Wherever a line below holds the word "утверждению", copy that line.

Stored records:

━━━

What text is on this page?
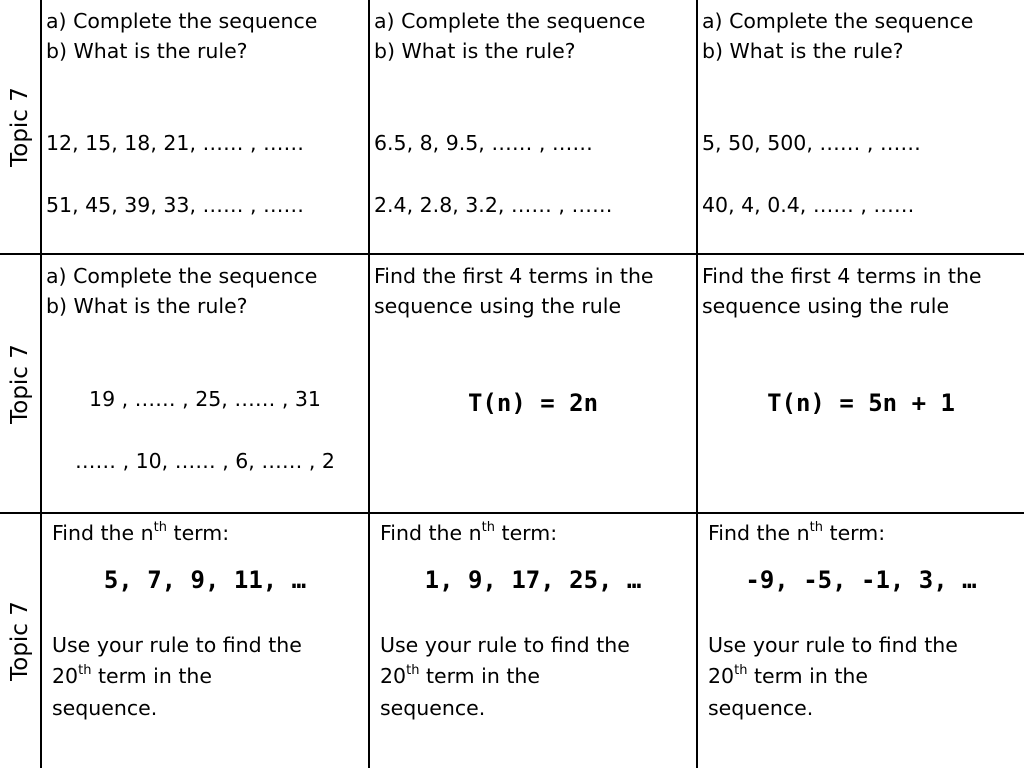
Topic 7
Topic 7
Topic 7
a) Complete the sequence
b) What is the rule?
12, 15, 18, 21, …… , ……
51, 45, 39, 33, …… , ……
a) Complete the sequence
b) What is the rule?
6.5, 8, 9.5, …… , ……
2.4, 2.8, 3.2, …… , ……
a) Complete the sequence
b) What is the rule?
5, 50, 500, …… , ……
40, 4, 0.4, …… , ……
a) Complete the sequence
b) What is the rule?
19 , …… , 25, …… , 31
…… , 10, …… , 6, …… , 2
Find the first 4 terms in the sequence using the rule
T(n) = 2n
Find the first 4 terms in the sequence using the rule
T(n) = 5n + 1
Find the $n^{th}$ term:
5, 7, 9, 11, …
Use your rule to find the
20th term in the
sequence.
Find the $n^{th}$ term:
1, 9, 17, 25, …
Use your rule to find the
20th term in the
sequence.
Find the $n^{th}$ term:
-9, -5, -1, 3, …
Use your rule to find the
20th term in the
sequence.
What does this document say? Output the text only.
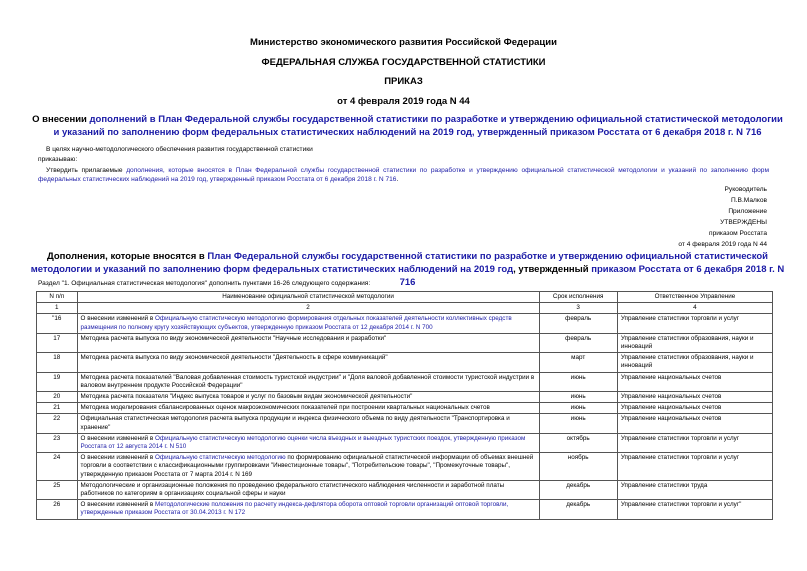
Министерство экономического развития Российской Федерации
ФЕДЕРАЛЬНАЯ СЛУЖБА ГОСУДАРСТВЕННОЙ СТАТИСТИКИ
ПРИКАЗ
от 4 февраля 2019 года N 44
О внесении дополнений в План Федеральной службы государственной статистики по разработке и утверждению официальной статистической методологии и указаний по заполнению форм федеральных статистических наблюдений на 2019 год, утвержденный приказом Росстата от 6 декабря 2018 г. N 716
В целях научно-методологического обеспечения развития государственной статистики
приказываю:
Утвердить прилагаемые дополнения, которые вносятся в План Федеральной службы государственной статистики по разработке и утверждению официальной статистической методологии и указаний по заполнению форм федеральных статистических наблюдений на 2019 год, утвержденный приказом Росстата от 6 декабря 2018 г. N 716.
Руководитель
П.В.Малков
Приложение
УТВЕРЖДЕНЫ
приказом Росстата
от 4 февраля 2019 года N 44
Дополнения, которые вносятся в План Федеральной службы государственной статистики по разработке и утверждению официальной статистической методологии и указаний по заполнению форм федеральных статистических наблюдений на 2019 год, утвержденный приказом Росстата от 6 декабря 2018 г. N 716
Раздел "1. Официальная статистическая методология" дополнить пунктами 16-26 следующего содержания:
N п/п	Наименование официальной статистической методологии	Срок исполнения	Ответственное Управление
1	2	3	4
"16	О внесении изменений в Официальную статистическую методологию формирования отдельных показателей деятельности коллективных средств размещения по полному кругу хозяйствующих субъектов, утвержденную приказом Росстата от 12 декабря 2014 г. N 700	февраль	Управление статистики торговли и услуг
17	Методика расчета выпуска по виду экономической деятельности "Научные исследования и разработки"	февраль	Управление статистики образования, науки и инноваций
18	Методика расчета выпуска по виду экономической деятельности "Деятельность в сфере коммуникаций"	март	Управление статистики образования, науки и инноваций
19	Методика расчета показателей "Валовая добавленная стоимость туристской индустрии" и "Доля валовой добавленной стоимости туристской индустрии в валовом внутреннем продукте Российской Федерации"	июнь	Управление национальных счетов
20	Методика расчета показателя "Индекс выпуска товаров и услуг по базовым видам экономической деятельности"	июнь	Управление национальных счетов
21	Методика моделирования сбалансированных оценок макроэкономических показателей при построении квартальных национальных счетов	июнь	Управление национальных счетов
22	Официальная статистическая методология расчета выпуска продукции и индекса физического объема по виду деятельности "Транспортировка и хранение"	июнь	Управление национальных счетов
23	О внесении изменений в Официальную статистическую методологию оценки числа въездных и выездных туристских поездок, утвержденную приказом Росстата от 12 августа 2014 г. N 510	октябрь	Управление статистики торговли и услуг
24	О внесении изменений в Официальную статистическую методологию по формированию официальной статистической информации об объемах внешней торговли в соответствии с классификационными группировками "Инвестиционные товары", "Потребительские товары", "Промежуточные товары", утвержденную приказом Росстата от 7 марта 2014 г. N 169	ноябрь	Управление статистики торговли и услуг
25	Методологические и организационные положения по проведению федерального статистического наблюдения численности и заработной платы работников по категориям в организациях социальной сферы и науки	декабрь	Управление статистики труда
26	О внесении изменений в Методологические положения по расчету индекса-дефлятора оборота оптовой торговли организаций оптовой торговли, утвержденные приказом Росстата от 30.04.2013 г. N 172	декабрь	Управление статистики торговли и услуг"
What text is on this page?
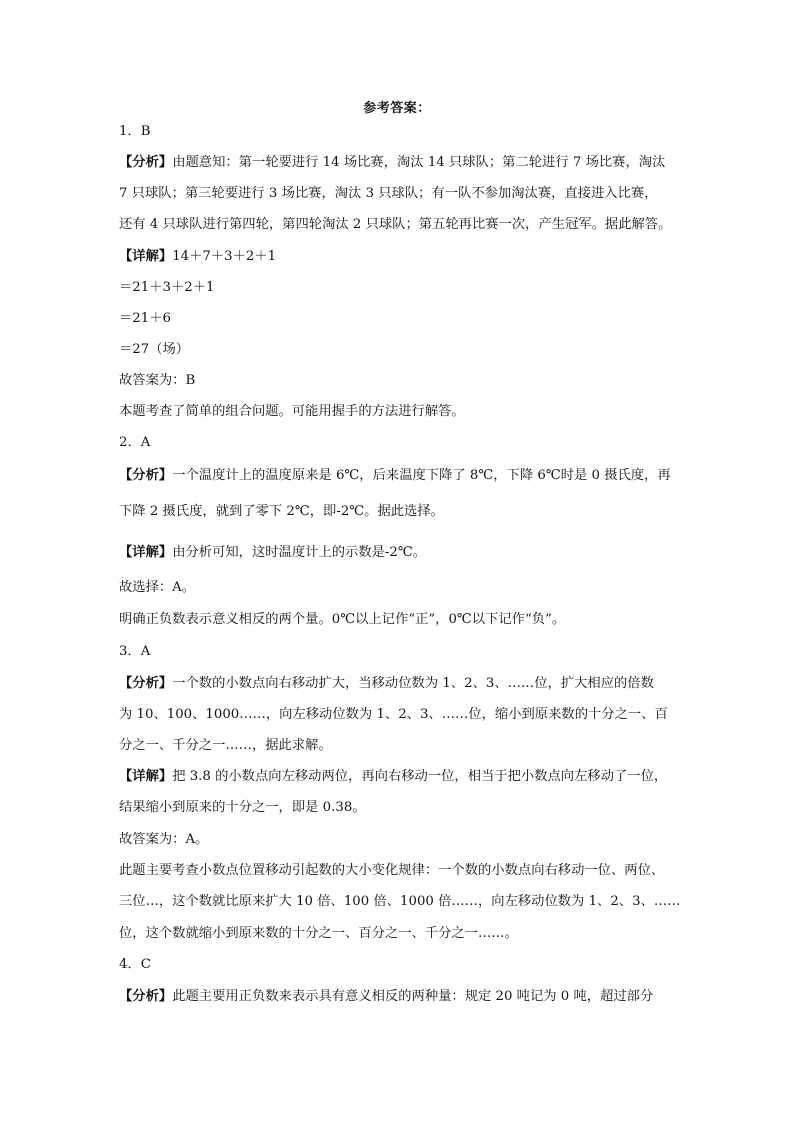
参考答案：
1．B
【分析】由题意知：第一轮要进行 14 场比赛，淘汰 14 只球队；第二轮进行 7 场比赛，淘汰
7 只球队；第三轮要进行 3 场比赛，淘汰 3 只球队；有一队不参加淘汰赛，直接进入比赛，
还有 4 只球队进行第四轮，第四轮淘汰 2 只球队；第五轮再比赛一次，产生冠军。据此解答。
【详解】14＋7＋3＋2＋1
＝21＋3＋2＋1
＝21＋6
＝27（场）
故答案为：B
本题考查了简单的组合问题。可能用握手的方法进行解答。
2．A
【分析】一个温度计上的温度原来是 6℃，后来温度下降了 8℃，下降 6℃时是 0 摄氏度，再
下降 2 摄氏度，就到了零下 2℃，即-2℃。据此选择。
【详解】由分析可知，这时温度计上的示数是-2℃。
故选择：A。
明确正负数表示意义相反的两个量。0℃以上记作“正”，0℃以下记作“负”。
3．A
【分析】一个数的小数点向右移动扩大，当移动位数为 1、2、3、……位，扩大相应的倍数
为 10、100、1000……，向左移动位数为 1、2、3、……位，缩小到原来数的十分之一、百
分之一、千分之一……，据此求解。
【详解】把 3.8 的小数点向左移动两位，再向右移动一位，相当于把小数点向左移动了一位，
结果缩小到原来的十分之一，即是 0.38。
故答案为：A。
此题主要考查小数点位置移动引起数的大小变化规律：一个数的小数点向右移动一位、两位、
三位…，这个数就比原来扩大 10 倍、100 倍、1000 倍……，向左移动位数为 1、2、3、……
位，这个数就缩小到原来数的十分之一、百分之一、千分之一……。
4．C
【分析】此题主要用正负数来表示具有意义相反的两种量：规定 20 吨记为 0 吨，超过部分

━━━

### [ANSWER TO THIS PROBLEM]
О внесении дополнений в План Федеральной службы государственной статистики по разработке и утверждению официальной статистической методологии и указаний по заполнению форм федеральных статистических наблюдений на 2019 год, утвержденный приказом Росстата от 6 декабря 2018 г. N 716
Утвердить прилагаемые дополнения, которые вносятся в План Федеральной службы государственной статистики по разработке и утверждению официальной статистической методологии и указаний по заполнению форм федеральных статистических наблюдений на 2019 год, утвержденный приказом Росстата от 6 декабря 2018 г. N 716.
Дополнения, которые вносятся в План Федеральной службы государственной статистики по разработке и утверждению официальной статистической методологии и указаний по заполнению форм федеральных статистических наблюдений на 2019 год, утвержденный приказом Росстата от 6 декабря 2018 г. N 716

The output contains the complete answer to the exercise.